◆ WHAT IS BEING ASKED
Scan the data below. Pull out each line where "ylabel" occurs.

Data tied to figure images:

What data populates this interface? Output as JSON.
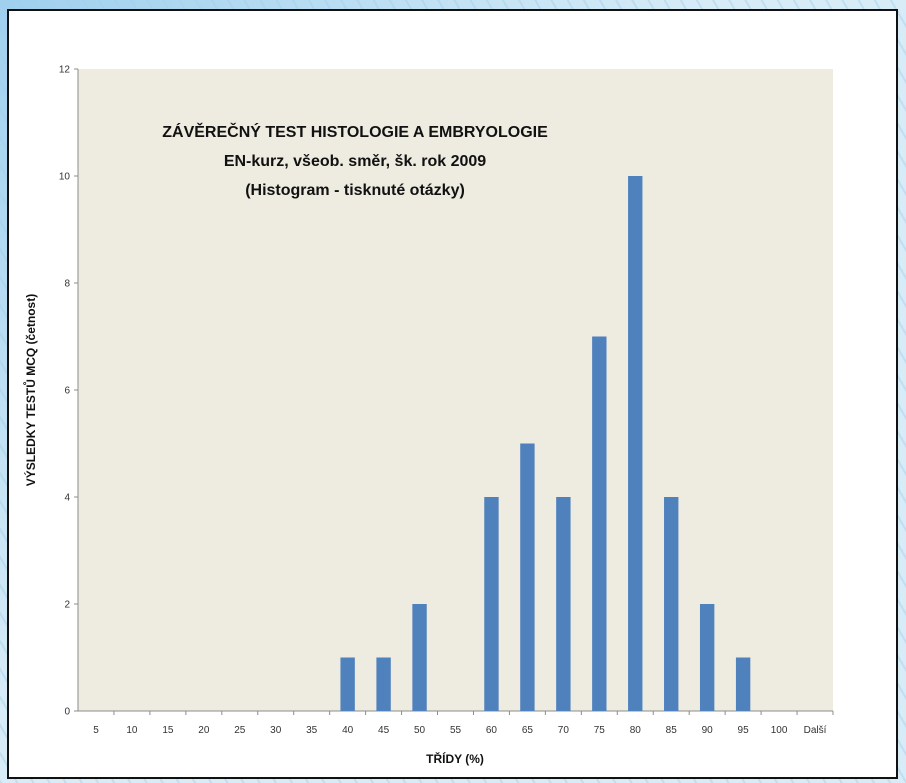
{
  "chart_data": {
    "type": "bar",
    "title": [
      "ZÁVĚREČNÝ TEST HISTOLOGIE A EMBRYOLOGIE",
      "EN-kurz, všeob. směr, šk. rok 2009",
      "(Histogram - tisknuté otázky)"
    ],
    "xlabel": "TŘÍDY  (%)",
    "ylabel": "VÝSLEDKY TESTŮ MCQ   (četnost)",
    "categories": [
      "5",
      "10",
      "15",
      "20",
      "25",
      "30",
      "35",
      "40",
      "45",
      "50",
      "55",
      "60",
      "65",
      "70",
      "75",
      "80",
      "85",
      "90",
      "95",
      "100",
      "Další"
    ],
    "values": [
      0,
      0,
      0,
      0,
      0,
      0,
      0,
      1,
      1,
      2,
      0,
      4,
      5,
      4,
      7,
      10,
      4,
      2,
      1,
      0,
      0
    ],
    "ylim": [
      0,
      12
    ],
    "yticks": [
      0,
      2,
      4,
      6,
      8,
      10,
      12
    ],
    "grid": false,
    "plot_area_color": "#eeece1",
    "bar_color": "#4f81bd"
  }
}
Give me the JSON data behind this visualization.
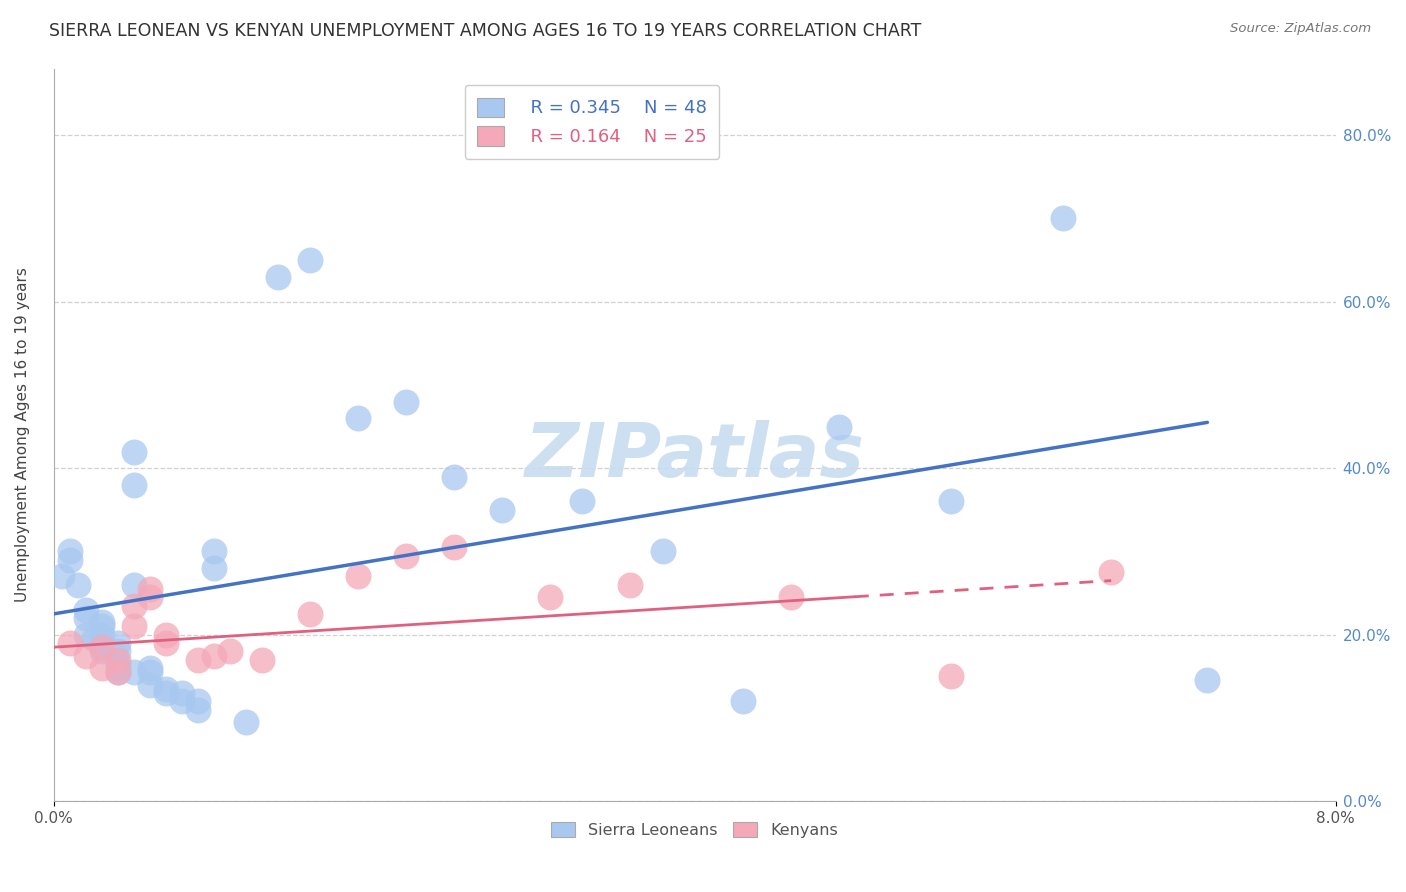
{
  "title": "SIERRA LEONEAN VS KENYAN UNEMPLOYMENT AMONG AGES 16 TO 19 YEARS CORRELATION CHART",
  "source_text": "Source: ZipAtlas.com",
  "ylabel": "Unemployment Among Ages 16 to 19 years",
  "xlim": [
    0.0,
    0.08
  ],
  "ylim": [
    0.0,
    0.88
  ],
  "xtick_positions": [
    0.0,
    0.08
  ],
  "xticklabels": [
    "0.0%",
    "8.0%"
  ],
  "ytick_positions": [
    0.0,
    0.2,
    0.4,
    0.6,
    0.8
  ],
  "yticklabels": [
    "0.0%",
    "20.0%",
    "40.0%",
    "60.0%",
    "80.0%"
  ],
  "blue_scatter_color": "#a8c8f0",
  "pink_scatter_color": "#f4a8b8",
  "blue_line_color": "#4472c4",
  "pink_line_color": "#e06080",
  "ytick_color": "#5588cc",
  "legend_blue_R": "R = 0.345",
  "legend_blue_N": "N = 48",
  "legend_pink_R": "R = 0.164",
  "legend_pink_N": "N = 25",
  "watermark": "ZIPatlas",
  "watermark_color": "#c8ddf0",
  "legend_label_blue": "Sierra Leoneans",
  "legend_label_pink": "Kenyans",
  "blue_x": [
    0.0005,
    0.001,
    0.001,
    0.0015,
    0.002,
    0.002,
    0.002,
    0.0025,
    0.003,
    0.003,
    0.003,
    0.003,
    0.003,
    0.003,
    0.004,
    0.004,
    0.004,
    0.004,
    0.004,
    0.005,
    0.005,
    0.005,
    0.005,
    0.006,
    0.006,
    0.006,
    0.007,
    0.007,
    0.008,
    0.008,
    0.009,
    0.009,
    0.01,
    0.01,
    0.012,
    0.014,
    0.016,
    0.019,
    0.022,
    0.025,
    0.028,
    0.033,
    0.038,
    0.043,
    0.049,
    0.056,
    0.063,
    0.072
  ],
  "blue_y": [
    0.27,
    0.29,
    0.3,
    0.26,
    0.2,
    0.22,
    0.23,
    0.195,
    0.18,
    0.185,
    0.19,
    0.2,
    0.21,
    0.215,
    0.155,
    0.16,
    0.165,
    0.18,
    0.19,
    0.155,
    0.26,
    0.38,
    0.42,
    0.14,
    0.155,
    0.16,
    0.13,
    0.135,
    0.12,
    0.13,
    0.11,
    0.12,
    0.28,
    0.3,
    0.095,
    0.63,
    0.65,
    0.46,
    0.48,
    0.39,
    0.35,
    0.36,
    0.3,
    0.12,
    0.45,
    0.36,
    0.7,
    0.145
  ],
  "pink_x": [
    0.001,
    0.002,
    0.003,
    0.003,
    0.004,
    0.004,
    0.005,
    0.005,
    0.006,
    0.006,
    0.007,
    0.007,
    0.009,
    0.01,
    0.011,
    0.013,
    0.016,
    0.019,
    0.022,
    0.025,
    0.031,
    0.036,
    0.046,
    0.056,
    0.066
  ],
  "pink_y": [
    0.19,
    0.175,
    0.16,
    0.185,
    0.155,
    0.17,
    0.21,
    0.235,
    0.245,
    0.255,
    0.19,
    0.2,
    0.17,
    0.175,
    0.18,
    0.17,
    0.225,
    0.27,
    0.295,
    0.305,
    0.245,
    0.26,
    0.245,
    0.15,
    0.275
  ],
  "blue_trend_x": [
    0.0,
    0.072
  ],
  "blue_trend_y": [
    0.225,
    0.455
  ],
  "pink_trend_x": [
    0.0,
    0.066
  ],
  "pink_trend_y": [
    0.185,
    0.265
  ],
  "grid_yticks": [
    0.0,
    0.2,
    0.4,
    0.6,
    0.8
  ],
  "grid_color": "#cccccc",
  "bg_color": "#ffffff",
  "title_fontsize": 12.5,
  "axis_label_fontsize": 11,
  "tick_fontsize": 11,
  "legend_fontsize": 13
}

◆ FINISHED ANSWER
    "ylabel": "VÝSLEDKY TESTŮ MCQ   (četnost)",
  "ylabel": "Unemployment Among Ages 16 to 19 years",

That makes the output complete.